- What the task asks
Write out each entry again. Keep every word exactly as it is.

- Data for the task
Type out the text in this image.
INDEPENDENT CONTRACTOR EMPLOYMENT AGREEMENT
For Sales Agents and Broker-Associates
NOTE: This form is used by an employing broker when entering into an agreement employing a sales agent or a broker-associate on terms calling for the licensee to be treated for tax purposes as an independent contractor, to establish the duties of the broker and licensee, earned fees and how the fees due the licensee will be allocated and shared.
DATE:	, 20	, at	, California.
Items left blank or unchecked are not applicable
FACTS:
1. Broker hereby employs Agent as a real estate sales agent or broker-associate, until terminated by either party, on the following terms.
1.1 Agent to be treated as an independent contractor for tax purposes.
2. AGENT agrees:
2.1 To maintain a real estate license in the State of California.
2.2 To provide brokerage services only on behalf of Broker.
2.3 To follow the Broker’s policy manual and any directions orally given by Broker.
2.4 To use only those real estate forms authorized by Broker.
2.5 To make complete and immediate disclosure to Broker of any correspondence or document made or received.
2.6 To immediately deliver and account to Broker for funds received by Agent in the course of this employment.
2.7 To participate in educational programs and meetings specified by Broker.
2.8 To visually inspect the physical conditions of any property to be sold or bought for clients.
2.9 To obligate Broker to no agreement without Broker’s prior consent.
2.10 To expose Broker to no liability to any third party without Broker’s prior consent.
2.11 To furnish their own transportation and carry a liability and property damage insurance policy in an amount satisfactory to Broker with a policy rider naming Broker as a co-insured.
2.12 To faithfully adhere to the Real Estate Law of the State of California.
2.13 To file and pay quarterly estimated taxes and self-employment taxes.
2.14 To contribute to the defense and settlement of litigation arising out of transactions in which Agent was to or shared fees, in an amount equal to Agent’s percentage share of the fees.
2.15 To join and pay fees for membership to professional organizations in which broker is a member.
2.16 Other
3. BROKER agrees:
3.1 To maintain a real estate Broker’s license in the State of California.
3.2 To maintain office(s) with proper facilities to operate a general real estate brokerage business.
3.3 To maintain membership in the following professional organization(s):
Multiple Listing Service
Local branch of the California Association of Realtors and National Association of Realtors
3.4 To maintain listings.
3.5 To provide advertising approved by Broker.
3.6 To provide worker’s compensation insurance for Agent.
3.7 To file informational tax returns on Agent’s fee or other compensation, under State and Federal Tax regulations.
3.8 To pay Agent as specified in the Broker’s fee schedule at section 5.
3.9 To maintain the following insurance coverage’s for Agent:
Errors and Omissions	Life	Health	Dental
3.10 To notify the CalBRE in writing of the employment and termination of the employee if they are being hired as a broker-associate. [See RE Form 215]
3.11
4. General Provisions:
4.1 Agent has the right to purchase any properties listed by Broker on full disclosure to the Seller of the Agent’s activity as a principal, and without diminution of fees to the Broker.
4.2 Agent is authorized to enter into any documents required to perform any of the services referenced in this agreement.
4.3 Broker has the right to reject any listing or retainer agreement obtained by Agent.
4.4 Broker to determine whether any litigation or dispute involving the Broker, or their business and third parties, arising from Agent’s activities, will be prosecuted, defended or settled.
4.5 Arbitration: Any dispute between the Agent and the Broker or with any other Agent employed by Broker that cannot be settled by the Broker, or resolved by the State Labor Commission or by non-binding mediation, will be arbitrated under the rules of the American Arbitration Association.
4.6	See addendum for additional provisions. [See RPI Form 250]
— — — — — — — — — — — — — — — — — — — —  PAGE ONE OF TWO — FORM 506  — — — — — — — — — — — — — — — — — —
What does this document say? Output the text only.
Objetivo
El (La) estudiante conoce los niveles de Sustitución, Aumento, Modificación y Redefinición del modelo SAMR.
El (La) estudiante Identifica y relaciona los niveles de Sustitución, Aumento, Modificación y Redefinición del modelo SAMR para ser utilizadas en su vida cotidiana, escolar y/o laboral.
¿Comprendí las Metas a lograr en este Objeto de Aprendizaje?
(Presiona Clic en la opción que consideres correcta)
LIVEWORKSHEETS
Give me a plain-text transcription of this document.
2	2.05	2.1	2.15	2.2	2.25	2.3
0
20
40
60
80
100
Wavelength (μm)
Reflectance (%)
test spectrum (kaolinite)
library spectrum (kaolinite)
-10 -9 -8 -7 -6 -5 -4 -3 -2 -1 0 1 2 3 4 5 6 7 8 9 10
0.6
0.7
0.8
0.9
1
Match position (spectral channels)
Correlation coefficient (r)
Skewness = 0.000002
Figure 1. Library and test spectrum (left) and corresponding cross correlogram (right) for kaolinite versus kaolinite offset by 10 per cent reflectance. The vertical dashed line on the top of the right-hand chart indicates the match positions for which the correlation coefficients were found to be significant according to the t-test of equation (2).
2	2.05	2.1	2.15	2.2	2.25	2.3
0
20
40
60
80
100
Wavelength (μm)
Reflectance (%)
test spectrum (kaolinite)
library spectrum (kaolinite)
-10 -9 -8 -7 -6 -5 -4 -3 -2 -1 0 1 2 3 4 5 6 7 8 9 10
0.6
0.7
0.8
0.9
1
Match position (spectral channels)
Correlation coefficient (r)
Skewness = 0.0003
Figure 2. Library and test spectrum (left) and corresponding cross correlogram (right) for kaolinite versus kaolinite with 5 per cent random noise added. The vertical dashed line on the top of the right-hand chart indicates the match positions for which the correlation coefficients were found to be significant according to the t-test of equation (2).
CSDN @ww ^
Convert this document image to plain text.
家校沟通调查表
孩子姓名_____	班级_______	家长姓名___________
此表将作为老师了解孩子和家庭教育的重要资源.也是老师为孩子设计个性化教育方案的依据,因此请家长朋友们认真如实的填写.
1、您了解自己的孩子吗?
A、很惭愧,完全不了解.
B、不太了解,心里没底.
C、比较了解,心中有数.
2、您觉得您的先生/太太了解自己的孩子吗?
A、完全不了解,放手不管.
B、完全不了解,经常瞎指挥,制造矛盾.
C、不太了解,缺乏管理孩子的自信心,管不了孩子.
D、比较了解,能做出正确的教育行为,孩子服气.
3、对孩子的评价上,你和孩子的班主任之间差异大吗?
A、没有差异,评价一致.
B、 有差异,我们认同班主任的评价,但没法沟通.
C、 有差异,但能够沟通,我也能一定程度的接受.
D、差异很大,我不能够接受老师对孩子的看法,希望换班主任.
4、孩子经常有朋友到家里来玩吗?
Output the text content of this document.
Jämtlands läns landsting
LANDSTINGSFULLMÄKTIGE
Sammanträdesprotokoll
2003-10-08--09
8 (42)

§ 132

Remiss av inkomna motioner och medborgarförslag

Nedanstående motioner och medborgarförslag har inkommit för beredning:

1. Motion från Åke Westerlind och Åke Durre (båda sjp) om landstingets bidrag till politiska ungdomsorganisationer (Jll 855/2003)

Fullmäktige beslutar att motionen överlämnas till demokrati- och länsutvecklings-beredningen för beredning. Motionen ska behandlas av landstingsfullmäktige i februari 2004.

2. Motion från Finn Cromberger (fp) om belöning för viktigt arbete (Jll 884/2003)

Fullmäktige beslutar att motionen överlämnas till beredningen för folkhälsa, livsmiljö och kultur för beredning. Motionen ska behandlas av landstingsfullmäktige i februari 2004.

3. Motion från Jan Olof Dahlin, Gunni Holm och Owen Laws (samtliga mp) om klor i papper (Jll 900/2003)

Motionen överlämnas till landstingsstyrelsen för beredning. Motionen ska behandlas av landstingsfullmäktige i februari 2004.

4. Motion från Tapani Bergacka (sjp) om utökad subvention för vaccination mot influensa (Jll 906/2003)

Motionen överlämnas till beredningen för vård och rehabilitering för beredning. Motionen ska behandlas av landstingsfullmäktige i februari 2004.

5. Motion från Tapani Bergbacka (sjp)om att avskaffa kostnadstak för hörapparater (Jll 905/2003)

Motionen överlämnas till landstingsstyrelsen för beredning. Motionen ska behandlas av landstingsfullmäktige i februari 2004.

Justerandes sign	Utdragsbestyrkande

- Correct response
Type out the text in this image.
INDEPENDENT CONTRACTOR EMPLOYMENT AGREEMENT
For Sales Agents and Broker-Associates
NOTE: This form is used by an employing broker when entering into an agreement employing a sales agent or a broker-associate on terms calling for the licensee to be treated for tax purposes as an independent contractor, to establish the duties of the broker and licensee, earned fees and how the fees due the licensee will be allocated and shared.
DATE:	, 20	, at	, California.
Items left blank or unchecked are not applicable
FACTS:
1. Broker hereby employs Agent as a real estate sales agent or broker-associate, until terminated by either party, on the following terms.
1.1 Agent to be treated as an independent contractor for tax purposes.
2. AGENT agrees:
2.1 To maintain a real estate license in the State of California.
2.2 To provide brokerage services only on behalf of Broker.
2.3 To follow the Broker’s policy manual and any directions orally given by Broker.
2.4 To use only those real estate forms authorized by Broker.
2.5 To make complete and immediate disclosure to Broker of any correspondence or document made or received.
2.6 To immediately deliver and account to Broker for funds received by Agent in the course of this employment.
2.7 To participate in educational programs and meetings specified by Broker.
2.8 To visually inspect the physical conditions of any property to be sold or bought for clients.
2.9 To obligate Broker to no agreement without Broker’s prior consent.
2.10 To expose Broker to no liability to any third party without Broker’s prior consent.
2.11 To furnish their own transportation and carry a liability and property damage insurance policy in an amount satisfactory to Broker with a policy rider naming Broker as a co-insured.
2.12 To faithfully adhere to the Real Estate Law of the State of California.
2.13 To file and pay quarterly estimated taxes and self-employment taxes.
2.14 To contribute to the defense and settlement of litigation arising out of transactions in which Agent was to or shared fees, in an amount equal to Agent’s percentage share of the fees.
2.15 To join and pay fees for membership to professional organizations in which broker is a member.
2.16 Other
3. BROKER agrees:
3.1 To maintain a real estate Broker’s license in the State of California.
3.2 To maintain office(s) with proper facilities to operate a general real estate brokerage business.
3.3 To maintain membership in the following professional organization(s):
Multiple Listing Service
Local branch of the California Association of Realtors and National Association of Realtors
3.4 To maintain listings.
3.5 To provide advertising approved by Broker.
3.6 To provide worker’s compensation insurance for Agent.
3.7 To file informational tax returns on Agent’s fee or other compensation, under State and Federal Tax regulations.
3.8 To pay Agent as specified in the Broker’s fee schedule at section 5.
3.9 To maintain the following insurance coverage’s for Agent:
Errors and Omissions	Life	Health	Dental
3.10 To notify the CalBRE in writing of the employment and termination of the employee if they are being hired as a broker-associate. [See RE Form 215]
3.11
4. General Provisions:
4.1 Agent has the right to purchase any properties listed by Broker on full disclosure to the Seller of the Agent’s activity as a principal, and without diminution of fees to the Broker.
4.2 Agent is authorized to enter into any documents required to perform any of the services referenced in this agreement.
4.3 Broker has the right to reject any listing or retainer agreement obtained by Agent.
4.4 Broker to determine whether any litigation or dispute involving the Broker, or their business and third parties, arising from Agent’s activities, will be prosecuted, defended or settled.
4.5 Arbitration: Any dispute between the Agent and the Broker or with any other Agent employed by Broker that cannot be settled by the Broker, or resolved by the State Labor Commission or by non-binding mediation, will be arbitrated under the rules of the American Arbitration Association.
4.6	See addendum for additional provisions. [See RPI Form 250]
— — — — — — — — — — — — — — — — — — — —  PAGE ONE OF TWO — FORM 506  — — — — — — — — — — — — — — — — — —
What does this document say? Output the text only.
Objetivo
El (La) estudiante conoce los niveles de Sustitución, Aumento, Modificación y Redefinición del modelo SAMR.
El (La) estudiante Identifica y relaciona los niveles de Sustitución, Aumento, Modificación y Redefinición del modelo SAMR para ser utilizadas en su vida cotidiana, escolar y/o laboral.
¿Comprendí las Metas a lograr en este Objeto de Aprendizaje?
(Presiona Clic en la opción que consideres correcta)
LIVEWORKSHEETS
Give me a plain-text transcription of this document.
2	2.05	2.1	2.15	2.2	2.25	2.3
0
20
40
60
80
100
Wavelength (μm)
Reflectance (%)
test spectrum (kaolinite)
library spectrum (kaolinite)
-10 -9 -8 -7 -6 -5 -4 -3 -2 -1 0 1 2 3 4 5 6 7 8 9 10
0.6
0.7
0.8
0.9
1
Match position (spectral channels)
Correlation coefficient (r)
Skewness = 0.000002
Figure 1. Library and test spectrum (left) and corresponding cross correlogram (right) for kaolinite versus kaolinite offset by 10 per cent reflectance. The vertical dashed line on the top of the right-hand chart indicates the match positions for which the correlation coefficients were found to be significant according to the t-test of equation (2).
2	2.05	2.1	2.15	2.2	2.25	2.3
0
20
40
60
80
100
Wavelength (μm)
Reflectance (%)
test spectrum (kaolinite)
library spectrum (kaolinite)
-10 -9 -8 -7 -6 -5 -4 -3 -2 -1 0 1 2 3 4 5 6 7 8 9 10
0.6
0.7
0.8
0.9
1
Match position (spectral channels)
Correlation coefficient (r)
Skewness = 0.0003
Figure 2. Library and test spectrum (left) and corresponding cross correlogram (right) for kaolinite versus kaolinite with 5 per cent random noise added. The vertical dashed line on the top of the right-hand chart indicates the match positions for which the correlation coefficients were found to be significant according to the t-test of equation (2).
CSDN @ww ^
Convert this document image to plain text.
家校沟通调查表
孩子姓名_____	班级_______	家长姓名___________
此表将作为老师了解孩子和家庭教育的重要资源.也是老师为孩子设计个性化教育方案的依据,因此请家长朋友们认真如实的填写.
1、您了解自己的孩子吗?
A、很惭愧,完全不了解.
B、不太了解,心里没底.
C、比较了解,心中有数.
2、您觉得您的先生/太太了解自己的孩子吗?
A、完全不了解,放手不管.
B、完全不了解,经常瞎指挥,制造矛盾.
C、不太了解,缺乏管理孩子的自信心,管不了孩子.
D、比较了解,能做出正确的教育行为,孩子服气.
3、对孩子的评价上,你和孩子的班主任之间差异大吗?
A、没有差异,评价一致.
B、 有差异,我们认同班主任的评价,但没法沟通.
C、 有差异,但能够沟通,我也能一定程度的接受.
D、差异很大,我不能够接受老师对孩子的看法,希望换班主任.
4、孩子经常有朋友到家里来玩吗?
Output the text content of this document.
Jämtlands läns landsting
LANDSTINGSFULLMÄKTIGE
Sammanträdesprotokoll
2003-10-08--09
8 (42)

§ 132

Remiss av inkomna motioner och medborgarförslag

Nedanstående motioner och medborgarförslag har inkommit för beredning:

1. Motion från Åke Westerlind och Åke Durre (båda sjp) om landstingets bidrag till politiska ungdomsorganisationer (Jll 855/2003)

Fullmäktige beslutar att motionen överlämnas till demokrati- och länsutvecklings-beredningen för beredning. Motionen ska behandlas av landstingsfullmäktige i februari 2004.

2. Motion från Finn Cromberger (fp) om belöning för viktigt arbete (Jll 884/2003)

Fullmäktige beslutar att motionen överlämnas till beredningen för folkhälsa, livsmiljö och kultur för beredning. Motionen ska behandlas av landstingsfullmäktige i februari 2004.

3. Motion från Jan Olof Dahlin, Gunni Holm och Owen Laws (samtliga mp) om klor i papper (Jll 900/2003)

Motionen överlämnas till landstingsstyrelsen för beredning. Motionen ska behandlas av landstingsfullmäktige i februari 2004.

4. Motion från Tapani Bergacka (sjp) om utökad subvention för vaccination mot influensa (Jll 906/2003)

Motionen överlämnas till beredningen för vård och rehabilitering för beredning. Motionen ska behandlas av landstingsfullmäktige i februari 2004.

5. Motion från Tapani Bergbacka (sjp)om att avskaffa kostnadstak för hörapparater (Jll 905/2003)

Motionen överlämnas till landstingsstyrelsen för beredning. Motionen ska behandlas av landstingsfullmäktige i februari 2004.

Justerandes sign	Utdragsbestyrkande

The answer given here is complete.